Prompt -> Report how many lines include the word "Animation", and nothing besides that number.

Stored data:
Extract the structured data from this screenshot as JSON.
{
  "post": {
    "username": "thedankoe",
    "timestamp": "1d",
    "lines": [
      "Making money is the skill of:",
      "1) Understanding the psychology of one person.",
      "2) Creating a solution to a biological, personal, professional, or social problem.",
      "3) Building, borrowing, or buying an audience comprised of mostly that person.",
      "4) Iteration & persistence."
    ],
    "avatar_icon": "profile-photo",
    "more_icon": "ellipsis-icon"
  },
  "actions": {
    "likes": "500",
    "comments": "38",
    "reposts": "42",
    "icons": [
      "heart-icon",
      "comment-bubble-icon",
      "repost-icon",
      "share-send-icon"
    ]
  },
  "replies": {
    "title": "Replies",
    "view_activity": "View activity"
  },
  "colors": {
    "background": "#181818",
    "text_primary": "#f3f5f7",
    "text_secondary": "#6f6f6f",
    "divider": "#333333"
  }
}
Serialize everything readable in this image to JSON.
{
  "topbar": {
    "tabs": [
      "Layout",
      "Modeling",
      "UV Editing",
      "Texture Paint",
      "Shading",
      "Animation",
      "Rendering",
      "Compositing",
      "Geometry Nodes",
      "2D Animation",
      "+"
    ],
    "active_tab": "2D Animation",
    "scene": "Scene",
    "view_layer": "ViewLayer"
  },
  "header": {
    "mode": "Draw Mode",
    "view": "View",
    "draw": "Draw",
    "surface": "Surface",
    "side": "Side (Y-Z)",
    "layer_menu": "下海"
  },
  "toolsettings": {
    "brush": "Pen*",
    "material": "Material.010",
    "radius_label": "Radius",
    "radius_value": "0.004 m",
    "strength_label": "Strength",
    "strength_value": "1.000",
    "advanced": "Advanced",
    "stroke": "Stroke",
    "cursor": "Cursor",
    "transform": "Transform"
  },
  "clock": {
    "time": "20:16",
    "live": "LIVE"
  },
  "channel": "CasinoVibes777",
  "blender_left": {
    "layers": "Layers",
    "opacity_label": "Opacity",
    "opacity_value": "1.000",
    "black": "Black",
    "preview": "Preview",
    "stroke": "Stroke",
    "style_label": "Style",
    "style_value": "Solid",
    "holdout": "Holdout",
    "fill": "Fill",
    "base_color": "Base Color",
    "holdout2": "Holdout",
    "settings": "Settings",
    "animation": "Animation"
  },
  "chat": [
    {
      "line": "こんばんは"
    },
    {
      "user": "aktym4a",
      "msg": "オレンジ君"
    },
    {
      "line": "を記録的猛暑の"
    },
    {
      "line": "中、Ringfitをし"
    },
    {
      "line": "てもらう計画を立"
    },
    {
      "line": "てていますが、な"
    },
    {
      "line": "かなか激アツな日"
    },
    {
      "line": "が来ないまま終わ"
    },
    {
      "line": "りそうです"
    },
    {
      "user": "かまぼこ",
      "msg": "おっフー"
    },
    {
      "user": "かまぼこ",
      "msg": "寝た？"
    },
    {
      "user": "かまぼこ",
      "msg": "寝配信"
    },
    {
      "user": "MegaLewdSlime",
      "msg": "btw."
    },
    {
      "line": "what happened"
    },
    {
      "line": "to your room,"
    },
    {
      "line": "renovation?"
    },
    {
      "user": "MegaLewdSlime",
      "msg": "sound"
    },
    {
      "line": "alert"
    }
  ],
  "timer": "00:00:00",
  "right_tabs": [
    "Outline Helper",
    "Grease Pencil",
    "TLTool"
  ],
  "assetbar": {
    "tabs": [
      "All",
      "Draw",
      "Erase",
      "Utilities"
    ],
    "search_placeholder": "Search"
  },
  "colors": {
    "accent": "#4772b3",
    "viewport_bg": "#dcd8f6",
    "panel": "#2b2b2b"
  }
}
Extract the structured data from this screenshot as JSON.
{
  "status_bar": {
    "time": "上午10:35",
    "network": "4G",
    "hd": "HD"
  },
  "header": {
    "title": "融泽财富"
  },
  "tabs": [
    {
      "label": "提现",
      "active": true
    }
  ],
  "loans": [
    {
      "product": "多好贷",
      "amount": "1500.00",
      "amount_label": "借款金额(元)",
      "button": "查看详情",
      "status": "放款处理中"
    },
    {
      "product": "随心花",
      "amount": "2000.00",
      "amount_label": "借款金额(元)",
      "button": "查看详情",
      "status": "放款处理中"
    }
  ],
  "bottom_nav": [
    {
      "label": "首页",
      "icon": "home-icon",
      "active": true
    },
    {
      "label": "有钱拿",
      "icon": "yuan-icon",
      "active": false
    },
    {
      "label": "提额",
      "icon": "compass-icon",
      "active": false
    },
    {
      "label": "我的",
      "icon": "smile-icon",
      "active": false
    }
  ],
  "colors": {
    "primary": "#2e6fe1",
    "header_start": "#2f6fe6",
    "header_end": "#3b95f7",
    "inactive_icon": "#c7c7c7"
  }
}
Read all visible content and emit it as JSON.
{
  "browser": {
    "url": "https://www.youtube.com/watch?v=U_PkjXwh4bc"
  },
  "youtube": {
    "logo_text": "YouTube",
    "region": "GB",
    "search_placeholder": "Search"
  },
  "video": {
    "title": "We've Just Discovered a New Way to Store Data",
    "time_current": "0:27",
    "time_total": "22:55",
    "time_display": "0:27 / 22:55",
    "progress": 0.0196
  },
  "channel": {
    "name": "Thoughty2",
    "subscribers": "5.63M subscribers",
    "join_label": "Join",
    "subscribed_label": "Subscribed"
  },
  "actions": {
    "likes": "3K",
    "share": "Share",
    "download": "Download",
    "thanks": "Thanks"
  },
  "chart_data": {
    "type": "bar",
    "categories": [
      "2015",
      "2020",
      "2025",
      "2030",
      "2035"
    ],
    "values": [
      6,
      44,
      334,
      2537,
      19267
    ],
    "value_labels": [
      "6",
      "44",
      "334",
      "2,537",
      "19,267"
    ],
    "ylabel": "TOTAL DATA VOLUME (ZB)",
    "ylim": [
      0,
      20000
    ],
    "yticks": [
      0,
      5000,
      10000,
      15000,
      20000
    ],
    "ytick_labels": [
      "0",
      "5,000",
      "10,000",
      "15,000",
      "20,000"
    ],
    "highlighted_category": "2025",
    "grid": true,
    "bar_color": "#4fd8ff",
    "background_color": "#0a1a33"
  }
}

Response below -> 4